**Material to process**
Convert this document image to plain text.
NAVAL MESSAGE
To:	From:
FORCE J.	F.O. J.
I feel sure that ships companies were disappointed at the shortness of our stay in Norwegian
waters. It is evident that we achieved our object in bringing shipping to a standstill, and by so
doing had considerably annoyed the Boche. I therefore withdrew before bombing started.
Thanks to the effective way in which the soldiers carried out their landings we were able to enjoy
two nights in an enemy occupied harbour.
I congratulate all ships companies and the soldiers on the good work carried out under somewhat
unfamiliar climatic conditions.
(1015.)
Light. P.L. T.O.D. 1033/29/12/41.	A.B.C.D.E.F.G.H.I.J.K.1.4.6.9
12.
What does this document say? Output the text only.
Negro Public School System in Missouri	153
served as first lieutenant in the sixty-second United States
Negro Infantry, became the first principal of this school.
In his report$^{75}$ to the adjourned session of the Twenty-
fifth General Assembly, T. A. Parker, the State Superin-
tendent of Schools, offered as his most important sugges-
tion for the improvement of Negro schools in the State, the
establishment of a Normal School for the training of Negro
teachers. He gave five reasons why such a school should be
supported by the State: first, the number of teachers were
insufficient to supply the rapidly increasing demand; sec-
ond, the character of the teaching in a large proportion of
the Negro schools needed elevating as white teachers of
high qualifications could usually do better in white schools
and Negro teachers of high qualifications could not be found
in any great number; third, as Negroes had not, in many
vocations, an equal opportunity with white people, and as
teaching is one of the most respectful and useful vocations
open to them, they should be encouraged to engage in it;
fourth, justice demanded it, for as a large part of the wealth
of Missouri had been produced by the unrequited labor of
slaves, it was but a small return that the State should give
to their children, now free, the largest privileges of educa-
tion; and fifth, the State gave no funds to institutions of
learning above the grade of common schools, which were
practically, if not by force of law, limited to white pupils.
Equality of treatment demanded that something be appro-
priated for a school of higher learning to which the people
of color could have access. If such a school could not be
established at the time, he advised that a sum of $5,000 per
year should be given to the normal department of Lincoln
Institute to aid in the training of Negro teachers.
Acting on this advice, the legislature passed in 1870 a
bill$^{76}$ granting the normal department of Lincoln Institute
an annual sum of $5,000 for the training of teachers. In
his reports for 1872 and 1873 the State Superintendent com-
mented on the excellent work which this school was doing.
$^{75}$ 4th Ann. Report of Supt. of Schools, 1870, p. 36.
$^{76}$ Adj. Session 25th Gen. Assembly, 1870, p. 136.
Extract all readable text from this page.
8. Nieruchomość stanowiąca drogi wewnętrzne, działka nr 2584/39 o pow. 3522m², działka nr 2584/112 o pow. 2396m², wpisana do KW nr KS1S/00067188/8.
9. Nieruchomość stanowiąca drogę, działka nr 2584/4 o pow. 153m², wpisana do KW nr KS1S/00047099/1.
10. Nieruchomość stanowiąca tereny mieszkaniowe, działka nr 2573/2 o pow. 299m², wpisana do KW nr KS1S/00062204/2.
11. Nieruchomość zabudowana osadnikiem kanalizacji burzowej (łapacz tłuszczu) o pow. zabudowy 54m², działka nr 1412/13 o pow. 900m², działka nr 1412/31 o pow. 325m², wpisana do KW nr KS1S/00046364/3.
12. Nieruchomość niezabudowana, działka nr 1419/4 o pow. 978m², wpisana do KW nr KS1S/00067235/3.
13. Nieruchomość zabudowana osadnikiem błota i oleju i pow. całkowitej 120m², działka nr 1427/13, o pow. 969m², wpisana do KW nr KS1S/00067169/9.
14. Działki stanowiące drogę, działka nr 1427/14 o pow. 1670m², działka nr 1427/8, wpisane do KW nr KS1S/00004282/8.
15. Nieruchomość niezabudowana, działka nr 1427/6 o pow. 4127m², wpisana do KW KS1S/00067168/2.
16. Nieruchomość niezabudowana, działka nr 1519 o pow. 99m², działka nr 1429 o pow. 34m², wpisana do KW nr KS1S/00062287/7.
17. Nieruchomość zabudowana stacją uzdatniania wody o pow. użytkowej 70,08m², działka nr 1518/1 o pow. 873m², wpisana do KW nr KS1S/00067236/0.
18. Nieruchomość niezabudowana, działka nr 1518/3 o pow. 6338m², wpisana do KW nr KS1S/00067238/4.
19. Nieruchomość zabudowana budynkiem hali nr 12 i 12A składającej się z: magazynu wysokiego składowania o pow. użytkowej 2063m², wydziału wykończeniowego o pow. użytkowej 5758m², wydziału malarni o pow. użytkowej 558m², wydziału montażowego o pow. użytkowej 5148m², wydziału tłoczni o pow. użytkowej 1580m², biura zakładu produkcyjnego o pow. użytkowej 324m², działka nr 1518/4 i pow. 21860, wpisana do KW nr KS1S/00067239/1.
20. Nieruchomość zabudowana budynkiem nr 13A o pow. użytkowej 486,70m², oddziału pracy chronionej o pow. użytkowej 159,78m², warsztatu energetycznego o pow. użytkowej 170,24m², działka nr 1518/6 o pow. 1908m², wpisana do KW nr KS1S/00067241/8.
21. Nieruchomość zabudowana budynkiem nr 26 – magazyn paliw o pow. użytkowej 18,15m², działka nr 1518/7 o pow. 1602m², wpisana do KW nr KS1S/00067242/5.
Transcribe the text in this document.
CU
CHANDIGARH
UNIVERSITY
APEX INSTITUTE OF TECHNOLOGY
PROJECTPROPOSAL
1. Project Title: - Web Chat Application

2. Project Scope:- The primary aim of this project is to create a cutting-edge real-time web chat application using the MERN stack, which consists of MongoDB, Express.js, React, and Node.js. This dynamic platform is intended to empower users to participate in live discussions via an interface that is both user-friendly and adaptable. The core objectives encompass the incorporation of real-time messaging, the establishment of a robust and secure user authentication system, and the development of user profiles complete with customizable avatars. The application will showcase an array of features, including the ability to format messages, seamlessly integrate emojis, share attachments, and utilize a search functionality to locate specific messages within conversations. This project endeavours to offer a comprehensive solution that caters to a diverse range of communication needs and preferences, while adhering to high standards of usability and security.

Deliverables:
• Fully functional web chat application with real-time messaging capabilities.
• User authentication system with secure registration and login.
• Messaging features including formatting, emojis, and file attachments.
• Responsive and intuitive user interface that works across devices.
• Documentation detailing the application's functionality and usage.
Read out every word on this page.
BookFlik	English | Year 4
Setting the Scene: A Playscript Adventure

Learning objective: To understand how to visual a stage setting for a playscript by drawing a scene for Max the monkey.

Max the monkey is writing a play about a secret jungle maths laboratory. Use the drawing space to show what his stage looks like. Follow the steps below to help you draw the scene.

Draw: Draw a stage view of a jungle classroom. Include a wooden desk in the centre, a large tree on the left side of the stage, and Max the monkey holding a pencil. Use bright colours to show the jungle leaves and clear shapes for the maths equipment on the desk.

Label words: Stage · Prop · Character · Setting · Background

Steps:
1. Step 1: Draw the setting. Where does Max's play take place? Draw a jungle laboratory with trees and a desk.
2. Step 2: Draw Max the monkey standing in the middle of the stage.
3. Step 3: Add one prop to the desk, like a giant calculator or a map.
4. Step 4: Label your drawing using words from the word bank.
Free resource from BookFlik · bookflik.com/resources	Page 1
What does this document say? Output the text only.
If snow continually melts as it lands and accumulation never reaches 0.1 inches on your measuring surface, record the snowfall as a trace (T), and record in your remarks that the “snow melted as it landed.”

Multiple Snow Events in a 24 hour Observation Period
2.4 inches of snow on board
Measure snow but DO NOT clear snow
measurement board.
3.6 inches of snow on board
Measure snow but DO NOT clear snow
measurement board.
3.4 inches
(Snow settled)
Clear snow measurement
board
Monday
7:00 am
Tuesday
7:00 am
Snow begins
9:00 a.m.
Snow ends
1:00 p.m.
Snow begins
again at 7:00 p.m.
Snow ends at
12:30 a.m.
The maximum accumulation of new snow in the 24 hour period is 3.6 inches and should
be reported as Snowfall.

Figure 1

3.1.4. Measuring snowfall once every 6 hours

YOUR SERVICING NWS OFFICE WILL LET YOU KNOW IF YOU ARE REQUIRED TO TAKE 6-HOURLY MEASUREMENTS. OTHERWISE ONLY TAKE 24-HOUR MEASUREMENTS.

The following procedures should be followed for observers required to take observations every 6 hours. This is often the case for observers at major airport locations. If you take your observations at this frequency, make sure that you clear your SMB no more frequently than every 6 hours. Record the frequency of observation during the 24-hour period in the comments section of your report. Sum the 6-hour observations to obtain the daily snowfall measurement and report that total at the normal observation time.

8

**What you are asked to do**
Reply with nothing but a number: how many lines of the entries above contain the string "jungle"?

**Task result**
3